··· Provided data ···

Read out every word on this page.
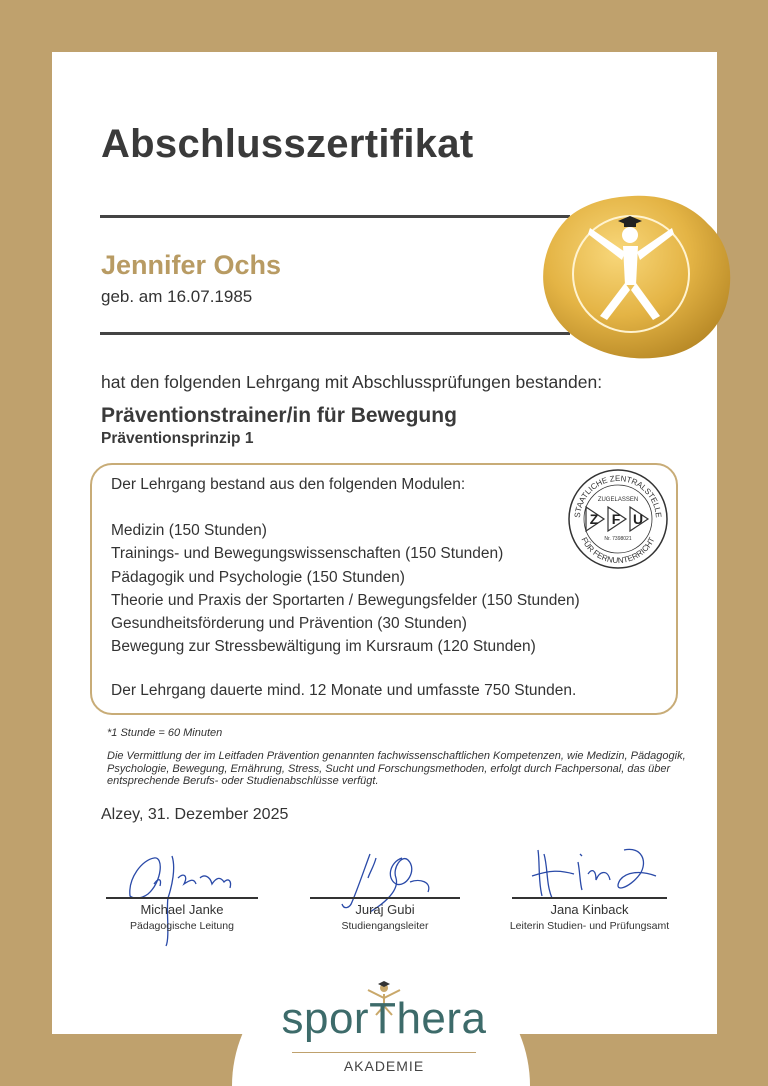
Abschlusszertifikat
Jennifer Ochs
geb. am 16.07.1985
hat den folgenden Lehrgang mit Abschlussprüfungen bestanden:
Präventionstrainer/in für Bewegung
Präventionsprinzip 1
Der Lehrgang bestand aus den folgenden Modulen:
Medizin (150 Stunden)
Trainings- und Bewegungswissenschaften (150 Stunden)
Pädagogik und Psychologie (150 Stunden)
Theorie und Praxis der Sportarten / Bewegungsfelder (150 Stunden)
Gesundheitsförderung und Prävention (30 Stunden)
Bewegung zur Stressbewältigung im Kursraum (120 Stunden)
Der Lehrgang dauerte mind. 12 Monate und umfasste 750 Stunden.
STAATLICHE ZENTRALSTELLE
FÜR FERNUNTERRICHT
ZUGELASSEN
Z F U
Nr. 7398021
*1 Stunde = 60 Minuten
Die Vermittlung der im Leitfaden Prävention genannten fachwissenschaftlichen Kompetenzen, wie Medizin, Pädagogik, Psychologie, Bewegung, Ernährung, Stress, Sucht und Forschungsmethoden, erfolgt durch Fachpersonal, das über entsprechende Berufs- oder Studienabschlüsse verfügt.
Alzey, 31. Dezember 2025
Michael Janke
Pädagogische Leitung
Juraj Gubi
Studiengangsleiter
Jana Kinback
Leiterin Studien- und Prüfungsamt
sporThera
AKADEMIE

···

**Instructions to follow**. In this exercise, set down all of the data exactly, without the pictures.

**Exercise solution**.
Read out every word on this page.
Abschlusszertifikat
Jennifer Ochs
geb. am 16.07.1985
hat den folgenden Lehrgang mit Abschlussprüfungen bestanden:
Präventionstrainer/in für Bewegung
Präventionsprinzip 1
Der Lehrgang bestand aus den folgenden Modulen:
Medizin (150 Stunden)
Trainings- und Bewegungswissenschaften (150 Stunden)
Pädagogik und Psychologie (150 Stunden)
Theorie und Praxis der Sportarten / Bewegungsfelder (150 Stunden)
Gesundheitsförderung und Prävention (30 Stunden)
Bewegung zur Stressbewältigung im Kursraum (120 Stunden)
Der Lehrgang dauerte mind. 12 Monate und umfasste 750 Stunden.
STAATLICHE ZENTRALSTELLE
FÜR FERNUNTERRICHT
ZUGELASSEN
Z F U
Nr. 7398021
*1 Stunde = 60 Minuten
Die Vermittlung der im Leitfaden Prävention genannten fachwissenschaftlichen Kompetenzen, wie Medizin, Pädagogik, Psychologie, Bewegung, Ernährung, Stress, Sucht und Forschungsmethoden, erfolgt durch Fachpersonal, das über entsprechende Berufs- oder Studienabschlüsse verfügt.
Alzey, 31. Dezember 2025
Michael Janke
Pädagogische Leitung
Juraj Gubi
Studiengangsleiter
Jana Kinback
Leiterin Studien- und Prüfungsamt
sporThera
AKADEMIE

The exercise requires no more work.